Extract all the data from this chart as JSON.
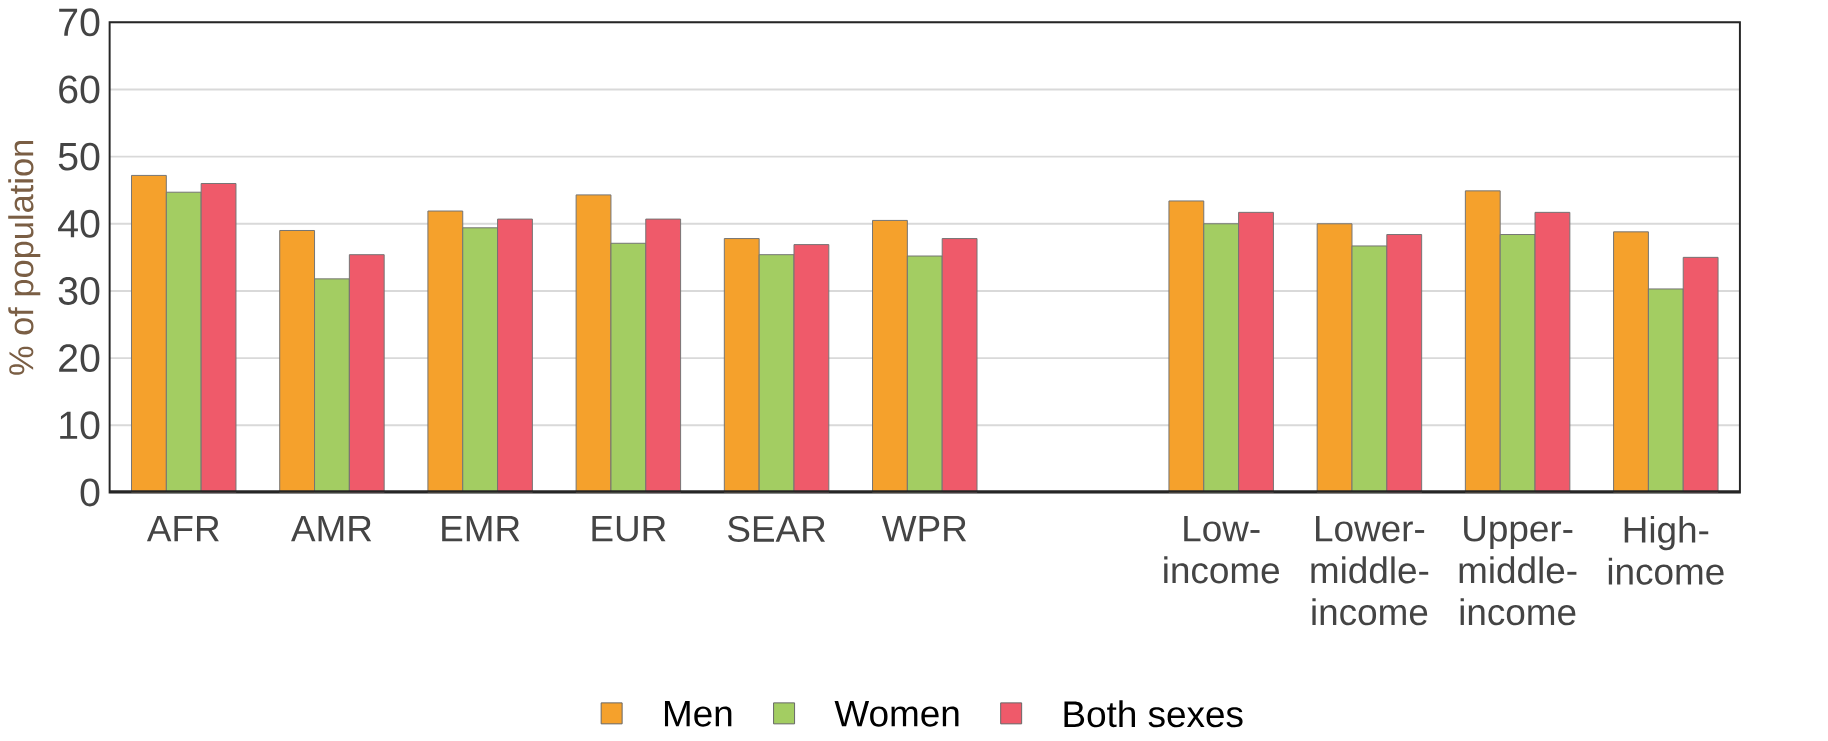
{
  "chart_data": {
    "type": "bar",
    "ylabel": "% of population",
    "categories": [
      "AFR",
      "AMR",
      "EMR",
      "EUR",
      "SEAR",
      "WPR",
      null,
      "Low-income",
      "Lower-middle-income",
      "Upper-middle-income",
      "High-income"
    ],
    "series": [
      {
        "name": "Men",
        "color": "#f5a12c",
        "values": [
          47.2,
          39.0,
          41.9,
          44.3,
          37.8,
          40.5,
          null,
          43.4,
          40.0,
          44.9,
          38.8
        ]
      },
      {
        "name": "Women",
        "color": "#a3cd62",
        "values": [
          44.7,
          31.8,
          39.4,
          37.1,
          35.4,
          35.2,
          null,
          40.0,
          36.7,
          38.4,
          30.3
        ]
      },
      {
        "name": "Both sexes",
        "color": "#ef5a6a",
        "values": [
          46.0,
          35.4,
          40.7,
          40.7,
          36.9,
          37.8,
          null,
          41.7,
          38.4,
          41.7,
          35.0
        ]
      }
    ],
    "ylim": [
      0,
      70
    ],
    "yticks": [
      0,
      10,
      20,
      30,
      40,
      50,
      60,
      70
    ],
    "grid": "y",
    "legend": "bottom"
  }
}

● **What is being asked**
Identify each line in the records above that contains the word "middle", and copy it out in full.

● **Output for this task**
      "Lower-middle-income",
      "Upper-middle-income",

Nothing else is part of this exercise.